▸ DIRECTIVE
Read through the records below and copy each line that uses the word "marker".

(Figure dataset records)
= = = =
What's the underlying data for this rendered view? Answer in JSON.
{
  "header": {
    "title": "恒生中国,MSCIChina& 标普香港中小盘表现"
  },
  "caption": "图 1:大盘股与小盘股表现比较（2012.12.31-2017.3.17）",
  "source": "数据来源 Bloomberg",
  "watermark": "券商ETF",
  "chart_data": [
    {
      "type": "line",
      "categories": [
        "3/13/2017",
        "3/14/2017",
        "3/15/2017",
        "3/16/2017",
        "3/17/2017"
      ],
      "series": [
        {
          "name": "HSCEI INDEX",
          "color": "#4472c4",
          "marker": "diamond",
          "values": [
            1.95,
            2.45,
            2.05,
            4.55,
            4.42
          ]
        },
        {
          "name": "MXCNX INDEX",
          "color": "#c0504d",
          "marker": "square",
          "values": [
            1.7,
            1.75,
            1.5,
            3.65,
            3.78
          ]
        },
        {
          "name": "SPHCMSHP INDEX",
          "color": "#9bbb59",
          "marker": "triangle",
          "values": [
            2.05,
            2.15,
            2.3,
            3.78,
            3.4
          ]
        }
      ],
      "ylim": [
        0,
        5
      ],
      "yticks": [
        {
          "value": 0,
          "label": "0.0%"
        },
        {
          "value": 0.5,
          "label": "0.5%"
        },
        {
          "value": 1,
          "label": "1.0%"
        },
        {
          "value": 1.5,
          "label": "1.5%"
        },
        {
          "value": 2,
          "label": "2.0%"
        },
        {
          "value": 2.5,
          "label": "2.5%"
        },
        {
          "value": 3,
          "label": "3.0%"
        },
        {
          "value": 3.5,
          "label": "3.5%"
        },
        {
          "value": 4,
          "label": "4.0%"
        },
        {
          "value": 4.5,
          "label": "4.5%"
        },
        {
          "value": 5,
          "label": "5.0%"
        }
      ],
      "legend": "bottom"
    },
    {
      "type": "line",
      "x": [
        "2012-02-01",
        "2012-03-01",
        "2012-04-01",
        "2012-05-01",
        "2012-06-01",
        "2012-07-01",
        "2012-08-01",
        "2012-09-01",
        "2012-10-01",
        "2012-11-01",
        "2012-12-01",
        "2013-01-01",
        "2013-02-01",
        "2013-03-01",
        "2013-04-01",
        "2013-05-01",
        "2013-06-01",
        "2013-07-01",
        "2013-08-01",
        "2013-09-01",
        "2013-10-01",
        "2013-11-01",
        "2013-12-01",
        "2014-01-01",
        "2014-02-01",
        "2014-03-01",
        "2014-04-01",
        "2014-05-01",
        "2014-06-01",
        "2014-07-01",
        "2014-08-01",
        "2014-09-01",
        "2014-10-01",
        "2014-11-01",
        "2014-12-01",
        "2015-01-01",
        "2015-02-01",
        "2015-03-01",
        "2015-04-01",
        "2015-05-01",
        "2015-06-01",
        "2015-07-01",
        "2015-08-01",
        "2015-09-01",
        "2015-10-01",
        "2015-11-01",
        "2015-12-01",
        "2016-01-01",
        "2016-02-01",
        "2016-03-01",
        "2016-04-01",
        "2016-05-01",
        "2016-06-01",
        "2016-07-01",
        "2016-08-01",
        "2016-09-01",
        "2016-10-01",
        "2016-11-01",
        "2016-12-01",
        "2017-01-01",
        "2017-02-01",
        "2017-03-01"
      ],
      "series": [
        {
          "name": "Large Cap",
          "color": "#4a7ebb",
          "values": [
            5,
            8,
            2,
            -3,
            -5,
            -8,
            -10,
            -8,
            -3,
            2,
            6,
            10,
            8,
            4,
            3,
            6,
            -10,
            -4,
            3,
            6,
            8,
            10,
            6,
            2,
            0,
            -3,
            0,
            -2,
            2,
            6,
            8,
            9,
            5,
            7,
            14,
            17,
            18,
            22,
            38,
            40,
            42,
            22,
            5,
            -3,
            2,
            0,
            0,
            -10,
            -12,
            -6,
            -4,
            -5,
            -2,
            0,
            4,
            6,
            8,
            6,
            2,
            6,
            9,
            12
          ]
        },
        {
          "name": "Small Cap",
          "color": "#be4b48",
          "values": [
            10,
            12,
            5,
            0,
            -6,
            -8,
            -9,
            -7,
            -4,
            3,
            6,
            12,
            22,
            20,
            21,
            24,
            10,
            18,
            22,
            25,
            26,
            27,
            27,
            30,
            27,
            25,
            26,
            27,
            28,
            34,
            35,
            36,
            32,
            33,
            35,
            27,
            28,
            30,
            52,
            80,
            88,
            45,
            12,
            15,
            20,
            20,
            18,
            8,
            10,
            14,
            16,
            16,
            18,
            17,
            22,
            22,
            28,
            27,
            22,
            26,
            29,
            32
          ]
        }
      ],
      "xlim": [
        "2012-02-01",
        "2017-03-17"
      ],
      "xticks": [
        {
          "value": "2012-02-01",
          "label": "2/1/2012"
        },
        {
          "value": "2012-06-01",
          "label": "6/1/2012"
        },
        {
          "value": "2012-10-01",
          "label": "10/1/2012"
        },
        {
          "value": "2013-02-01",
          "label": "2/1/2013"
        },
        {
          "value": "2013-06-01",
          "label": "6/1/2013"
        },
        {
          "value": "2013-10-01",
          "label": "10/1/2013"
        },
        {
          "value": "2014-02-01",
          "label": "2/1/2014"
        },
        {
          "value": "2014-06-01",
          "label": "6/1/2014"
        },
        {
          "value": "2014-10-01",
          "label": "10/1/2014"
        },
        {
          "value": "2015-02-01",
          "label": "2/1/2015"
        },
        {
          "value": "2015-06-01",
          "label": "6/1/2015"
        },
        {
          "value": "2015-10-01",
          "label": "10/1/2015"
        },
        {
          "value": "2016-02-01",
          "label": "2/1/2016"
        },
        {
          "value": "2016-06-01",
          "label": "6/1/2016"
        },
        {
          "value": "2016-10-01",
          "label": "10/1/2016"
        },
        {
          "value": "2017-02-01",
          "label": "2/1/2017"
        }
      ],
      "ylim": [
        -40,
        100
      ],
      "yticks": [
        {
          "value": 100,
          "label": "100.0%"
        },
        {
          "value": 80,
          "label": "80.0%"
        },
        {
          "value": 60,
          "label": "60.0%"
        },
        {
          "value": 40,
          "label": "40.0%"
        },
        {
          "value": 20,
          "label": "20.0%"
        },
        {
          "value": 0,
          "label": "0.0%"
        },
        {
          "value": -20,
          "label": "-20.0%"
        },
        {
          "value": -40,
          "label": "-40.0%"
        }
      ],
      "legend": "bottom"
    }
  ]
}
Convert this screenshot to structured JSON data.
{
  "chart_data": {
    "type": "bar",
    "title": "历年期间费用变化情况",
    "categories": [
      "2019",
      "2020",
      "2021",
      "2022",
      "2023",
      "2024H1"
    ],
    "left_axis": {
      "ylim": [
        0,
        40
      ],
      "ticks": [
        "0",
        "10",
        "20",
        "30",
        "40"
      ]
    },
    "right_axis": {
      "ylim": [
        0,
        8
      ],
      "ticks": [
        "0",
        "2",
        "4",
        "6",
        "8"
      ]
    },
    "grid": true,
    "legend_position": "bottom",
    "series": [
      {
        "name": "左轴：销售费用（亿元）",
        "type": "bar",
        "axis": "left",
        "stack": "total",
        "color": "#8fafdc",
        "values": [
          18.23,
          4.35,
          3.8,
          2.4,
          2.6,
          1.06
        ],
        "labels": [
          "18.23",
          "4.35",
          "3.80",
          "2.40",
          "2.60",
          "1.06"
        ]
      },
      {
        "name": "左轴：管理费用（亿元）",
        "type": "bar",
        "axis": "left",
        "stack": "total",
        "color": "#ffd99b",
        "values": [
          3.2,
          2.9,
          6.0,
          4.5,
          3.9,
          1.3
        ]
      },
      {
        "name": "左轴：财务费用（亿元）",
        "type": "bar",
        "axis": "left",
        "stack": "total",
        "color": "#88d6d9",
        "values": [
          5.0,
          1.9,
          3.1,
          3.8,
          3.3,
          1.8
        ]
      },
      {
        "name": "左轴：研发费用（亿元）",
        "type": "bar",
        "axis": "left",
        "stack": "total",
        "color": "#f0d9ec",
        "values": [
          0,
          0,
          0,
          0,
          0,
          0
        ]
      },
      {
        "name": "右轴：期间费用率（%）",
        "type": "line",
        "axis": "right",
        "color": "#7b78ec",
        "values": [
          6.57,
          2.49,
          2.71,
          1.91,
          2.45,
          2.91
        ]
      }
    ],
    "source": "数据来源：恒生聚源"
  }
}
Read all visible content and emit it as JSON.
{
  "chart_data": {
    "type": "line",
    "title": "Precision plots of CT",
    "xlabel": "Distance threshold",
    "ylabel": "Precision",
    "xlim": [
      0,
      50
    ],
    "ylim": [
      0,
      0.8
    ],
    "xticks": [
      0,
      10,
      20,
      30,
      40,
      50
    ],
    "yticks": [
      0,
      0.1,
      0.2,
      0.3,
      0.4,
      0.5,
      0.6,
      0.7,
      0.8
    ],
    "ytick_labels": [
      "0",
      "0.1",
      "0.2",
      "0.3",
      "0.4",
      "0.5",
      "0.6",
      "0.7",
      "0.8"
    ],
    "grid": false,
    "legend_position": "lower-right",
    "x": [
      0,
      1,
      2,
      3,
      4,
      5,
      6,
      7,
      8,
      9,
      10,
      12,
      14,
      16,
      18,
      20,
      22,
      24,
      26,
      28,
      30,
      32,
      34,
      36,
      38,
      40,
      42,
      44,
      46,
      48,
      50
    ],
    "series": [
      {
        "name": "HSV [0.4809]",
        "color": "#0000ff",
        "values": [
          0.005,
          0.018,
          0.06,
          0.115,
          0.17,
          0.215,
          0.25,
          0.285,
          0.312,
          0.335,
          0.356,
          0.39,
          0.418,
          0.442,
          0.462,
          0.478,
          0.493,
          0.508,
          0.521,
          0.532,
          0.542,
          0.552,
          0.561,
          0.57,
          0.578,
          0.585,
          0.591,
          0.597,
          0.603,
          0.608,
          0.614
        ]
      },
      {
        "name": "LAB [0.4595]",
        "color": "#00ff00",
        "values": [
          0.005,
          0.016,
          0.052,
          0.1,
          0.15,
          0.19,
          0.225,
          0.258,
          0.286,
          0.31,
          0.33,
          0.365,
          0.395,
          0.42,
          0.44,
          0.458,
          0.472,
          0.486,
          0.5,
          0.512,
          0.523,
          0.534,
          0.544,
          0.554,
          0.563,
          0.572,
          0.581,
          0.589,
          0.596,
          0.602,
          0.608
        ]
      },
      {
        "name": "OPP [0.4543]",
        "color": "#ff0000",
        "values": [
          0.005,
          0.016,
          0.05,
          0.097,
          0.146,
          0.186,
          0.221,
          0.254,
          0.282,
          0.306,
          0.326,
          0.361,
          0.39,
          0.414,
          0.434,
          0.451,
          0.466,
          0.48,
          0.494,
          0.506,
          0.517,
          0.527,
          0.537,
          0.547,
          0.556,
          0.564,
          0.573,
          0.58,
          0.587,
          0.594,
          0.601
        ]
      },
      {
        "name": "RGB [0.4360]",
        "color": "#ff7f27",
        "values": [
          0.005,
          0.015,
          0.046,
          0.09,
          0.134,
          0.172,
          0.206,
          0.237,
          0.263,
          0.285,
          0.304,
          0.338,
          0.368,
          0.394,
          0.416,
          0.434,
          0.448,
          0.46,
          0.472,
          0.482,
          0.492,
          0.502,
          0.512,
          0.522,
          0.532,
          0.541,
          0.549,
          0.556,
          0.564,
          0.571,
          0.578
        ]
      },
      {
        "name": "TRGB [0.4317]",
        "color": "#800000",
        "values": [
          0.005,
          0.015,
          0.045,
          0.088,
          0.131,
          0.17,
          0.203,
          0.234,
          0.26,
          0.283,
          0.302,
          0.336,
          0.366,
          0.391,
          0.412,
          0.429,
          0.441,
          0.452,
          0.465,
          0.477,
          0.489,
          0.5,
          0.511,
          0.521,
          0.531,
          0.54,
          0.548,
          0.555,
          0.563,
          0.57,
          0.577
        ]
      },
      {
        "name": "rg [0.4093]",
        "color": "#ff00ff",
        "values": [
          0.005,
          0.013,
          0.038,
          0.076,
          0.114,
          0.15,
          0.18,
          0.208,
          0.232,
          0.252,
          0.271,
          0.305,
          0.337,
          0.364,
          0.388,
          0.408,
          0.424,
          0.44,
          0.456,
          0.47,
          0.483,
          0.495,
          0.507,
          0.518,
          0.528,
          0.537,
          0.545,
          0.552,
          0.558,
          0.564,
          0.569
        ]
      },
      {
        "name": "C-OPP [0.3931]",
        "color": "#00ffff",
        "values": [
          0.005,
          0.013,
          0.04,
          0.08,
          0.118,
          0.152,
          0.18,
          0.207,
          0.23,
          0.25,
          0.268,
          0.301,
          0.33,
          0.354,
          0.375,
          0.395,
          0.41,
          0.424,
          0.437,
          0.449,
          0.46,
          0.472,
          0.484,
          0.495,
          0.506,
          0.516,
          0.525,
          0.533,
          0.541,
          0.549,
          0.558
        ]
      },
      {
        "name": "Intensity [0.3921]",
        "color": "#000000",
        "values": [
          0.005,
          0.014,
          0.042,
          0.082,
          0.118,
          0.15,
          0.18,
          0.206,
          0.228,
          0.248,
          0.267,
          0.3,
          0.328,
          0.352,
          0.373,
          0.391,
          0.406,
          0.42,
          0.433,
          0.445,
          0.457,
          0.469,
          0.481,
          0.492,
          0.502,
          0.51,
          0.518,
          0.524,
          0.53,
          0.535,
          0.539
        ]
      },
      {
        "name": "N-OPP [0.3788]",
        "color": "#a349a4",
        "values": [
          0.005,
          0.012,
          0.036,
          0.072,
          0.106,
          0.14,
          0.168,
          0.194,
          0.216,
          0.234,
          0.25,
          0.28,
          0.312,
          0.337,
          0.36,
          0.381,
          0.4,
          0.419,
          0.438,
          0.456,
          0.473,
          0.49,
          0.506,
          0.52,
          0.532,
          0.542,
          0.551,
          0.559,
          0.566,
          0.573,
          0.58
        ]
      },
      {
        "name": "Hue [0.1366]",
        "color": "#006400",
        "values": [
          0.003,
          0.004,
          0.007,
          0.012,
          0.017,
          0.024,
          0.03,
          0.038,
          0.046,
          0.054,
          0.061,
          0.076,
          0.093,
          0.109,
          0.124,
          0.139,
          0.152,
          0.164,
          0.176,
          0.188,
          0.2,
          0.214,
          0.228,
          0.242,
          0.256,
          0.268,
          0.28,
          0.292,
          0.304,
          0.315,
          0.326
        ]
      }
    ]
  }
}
= = = =
▸ OUTPUT FOR THIS EXERCISE
          "marker": "diamond",
          "marker": "square",
          "marker": "triangle",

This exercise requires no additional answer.